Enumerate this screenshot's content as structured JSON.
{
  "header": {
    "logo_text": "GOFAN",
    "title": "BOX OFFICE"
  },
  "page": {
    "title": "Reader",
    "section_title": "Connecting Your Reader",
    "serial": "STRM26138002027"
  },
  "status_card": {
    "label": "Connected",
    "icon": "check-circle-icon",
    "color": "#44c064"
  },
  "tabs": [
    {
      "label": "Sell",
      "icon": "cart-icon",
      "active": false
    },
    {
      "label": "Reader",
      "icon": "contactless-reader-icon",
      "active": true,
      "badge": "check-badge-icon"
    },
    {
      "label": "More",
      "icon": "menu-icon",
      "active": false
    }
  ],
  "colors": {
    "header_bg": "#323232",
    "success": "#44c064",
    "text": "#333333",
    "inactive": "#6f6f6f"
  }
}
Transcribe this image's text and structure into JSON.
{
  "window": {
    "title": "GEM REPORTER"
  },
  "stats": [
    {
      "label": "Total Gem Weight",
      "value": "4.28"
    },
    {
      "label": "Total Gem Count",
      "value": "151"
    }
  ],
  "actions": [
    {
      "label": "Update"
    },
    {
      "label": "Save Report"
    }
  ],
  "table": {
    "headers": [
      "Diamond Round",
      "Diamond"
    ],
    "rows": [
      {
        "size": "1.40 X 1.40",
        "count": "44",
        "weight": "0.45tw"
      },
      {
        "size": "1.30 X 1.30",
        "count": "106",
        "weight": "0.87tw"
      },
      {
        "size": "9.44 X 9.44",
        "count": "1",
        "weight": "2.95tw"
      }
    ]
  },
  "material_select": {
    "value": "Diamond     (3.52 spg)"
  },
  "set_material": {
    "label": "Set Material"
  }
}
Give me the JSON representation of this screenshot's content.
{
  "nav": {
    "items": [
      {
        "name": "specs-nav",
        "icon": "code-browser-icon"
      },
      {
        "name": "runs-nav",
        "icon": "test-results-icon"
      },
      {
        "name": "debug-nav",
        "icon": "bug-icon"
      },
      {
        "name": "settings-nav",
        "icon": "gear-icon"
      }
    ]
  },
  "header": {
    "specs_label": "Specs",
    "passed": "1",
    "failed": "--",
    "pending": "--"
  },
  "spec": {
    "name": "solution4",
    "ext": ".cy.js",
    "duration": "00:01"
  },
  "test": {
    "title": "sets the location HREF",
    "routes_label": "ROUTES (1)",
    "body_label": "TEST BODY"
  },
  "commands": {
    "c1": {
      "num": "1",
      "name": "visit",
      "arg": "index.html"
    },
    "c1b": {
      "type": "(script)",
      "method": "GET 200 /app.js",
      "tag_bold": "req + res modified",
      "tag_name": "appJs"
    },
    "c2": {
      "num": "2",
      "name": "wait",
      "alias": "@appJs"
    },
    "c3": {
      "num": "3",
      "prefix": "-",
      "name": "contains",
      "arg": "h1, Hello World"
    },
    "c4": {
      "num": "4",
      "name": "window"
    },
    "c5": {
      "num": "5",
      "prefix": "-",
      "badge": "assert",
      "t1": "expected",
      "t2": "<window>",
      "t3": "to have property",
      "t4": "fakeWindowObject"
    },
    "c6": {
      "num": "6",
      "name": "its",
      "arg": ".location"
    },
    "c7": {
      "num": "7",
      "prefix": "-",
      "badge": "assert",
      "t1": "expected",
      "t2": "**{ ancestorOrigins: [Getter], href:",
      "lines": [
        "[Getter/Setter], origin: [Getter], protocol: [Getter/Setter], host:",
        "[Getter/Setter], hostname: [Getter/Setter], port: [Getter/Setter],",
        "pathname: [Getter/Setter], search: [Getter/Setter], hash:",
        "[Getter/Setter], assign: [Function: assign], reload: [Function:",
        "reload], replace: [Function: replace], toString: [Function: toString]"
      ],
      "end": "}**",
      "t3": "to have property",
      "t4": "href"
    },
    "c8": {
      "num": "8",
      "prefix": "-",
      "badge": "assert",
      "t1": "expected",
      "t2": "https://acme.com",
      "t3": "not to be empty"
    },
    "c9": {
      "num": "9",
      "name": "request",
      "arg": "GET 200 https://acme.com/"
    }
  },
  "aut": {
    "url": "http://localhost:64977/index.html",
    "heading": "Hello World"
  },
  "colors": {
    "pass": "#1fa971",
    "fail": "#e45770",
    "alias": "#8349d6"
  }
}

- TASK TO COMPLETE: Your task is to repeat every line exactly.

- SOLUTION FOR THIS PROBLEM:
Enumerate this screenshot's content as structured JSON.
{
  "header": {
    "logo_text": "GOFAN",
    "title": "BOX OFFICE"
  },
  "page": {
    "title": "Reader",
    "section_title": "Connecting Your Reader",
    "serial": "STRM26138002027"
  },
  "status_card": {
    "label": "Connected",
    "icon": "check-circle-icon",
    "color": "#44c064"
  },
  "tabs": [
    {
      "label": "Sell",
      "icon": "cart-icon",
      "active": false
    },
    {
      "label": "Reader",
      "icon": "contactless-reader-icon",
      "active": true,
      "badge": "check-badge-icon"
    },
    {
      "label": "More",
      "icon": "menu-icon",
      "active": false
    }
  ],
  "colors": {
    "header_bg": "#323232",
    "success": "#44c064",
    "text": "#333333",
    "inactive": "#6f6f6f"
  }
}
Transcribe this image's text and structure into JSON.
{
  "window": {
    "title": "GEM REPORTER"
  },
  "stats": [
    {
      "label": "Total Gem Weight",
      "value": "4.28"
    },
    {
      "label": "Total Gem Count",
      "value": "151"
    }
  ],
  "actions": [
    {
      "label": "Update"
    },
    {
      "label": "Save Report"
    }
  ],
  "table": {
    "headers": [
      "Diamond Round",
      "Diamond"
    ],
    "rows": [
      {
        "size": "1.40 X 1.40",
        "count": "44",
        "weight": "0.45tw"
      },
      {
        "size": "1.30 X 1.30",
        "count": "106",
        "weight": "0.87tw"
      },
      {
        "size": "9.44 X 9.44",
        "count": "1",
        "weight": "2.95tw"
      }
    ]
  },
  "material_select": {
    "value": "Diamond     (3.52 spg)"
  },
  "set_material": {
    "label": "Set Material"
  }
}
Give me the JSON representation of this screenshot's content.
{
  "nav": {
    "items": [
      {
        "name": "specs-nav",
        "icon": "code-browser-icon"
      },
      {
        "name": "runs-nav",
        "icon": "test-results-icon"
      },
      {
        "name": "debug-nav",
        "icon": "bug-icon"
      },
      {
        "name": "settings-nav",
        "icon": "gear-icon"
      }
    ]
  },
  "header": {
    "specs_label": "Specs",
    "passed": "1",
    "failed": "--",
    "pending": "--"
  },
  "spec": {
    "name": "solution4",
    "ext": ".cy.js",
    "duration": "00:01"
  },
  "test": {
    "title": "sets the location HREF",
    "routes_label": "ROUTES (1)",
    "body_label": "TEST BODY"
  },
  "commands": {
    "c1": {
      "num": "1",
      "name": "visit",
      "arg": "index.html"
    },
    "c1b": {
      "type": "(script)",
      "method": "GET 200 /app.js",
      "tag_bold": "req + res modified",
      "tag_name": "appJs"
    },
    "c2": {
      "num": "2",
      "name": "wait",
      "alias": "@appJs"
    },
    "c3": {
      "num": "3",
      "prefix": "-",
      "name": "contains",
      "arg": "h1, Hello World"
    },
    "c4": {
      "num": "4",
      "name": "window"
    },
    "c5": {
      "num": "5",
      "prefix": "-",
      "badge": "assert",
      "t1": "expected",
      "t2": "<window>",
      "t3": "to have property",
      "t4": "fakeWindowObject"
    },
    "c6": {
      "num": "6",
      "name": "its",
      "arg": ".location"
    },
    "c7": {
      "num": "7",
      "prefix": "-",
      "badge": "assert",
      "t1": "expected",
      "t2": "**{ ancestorOrigins: [Getter], href:",
      "lines": [
        "[Getter/Setter], origin: [Getter], protocol: [Getter/Setter], host:",
        "[Getter/Setter], hostname: [Getter/Setter], port: [Getter/Setter],",
        "pathname: [Getter/Setter], search: [Getter/Setter], hash:",
        "[Getter/Setter], assign: [Function: assign], reload: [Function:",
        "reload], replace: [Function: replace], toString: [Function: toString]"
      ],
      "end": "}**",
      "t3": "to have property",
      "t4": "href"
    },
    "c8": {
      "num": "8",
      "prefix": "-",
      "badge": "assert",
      "t1": "expected",
      "t2": "https://acme.com",
      "t3": "not to be empty"
    },
    "c9": {
      "num": "9",
      "name": "request",
      "arg": "GET 200 https://acme.com/"
    }
  },
  "aut": {
    "url": "http://localhost:64977/index.html",
    "heading": "Hello World"
  },
  "colors": {
    "pass": "#1fa971",
    "fail": "#e45770",
    "alias": "#8349d6"
  }
}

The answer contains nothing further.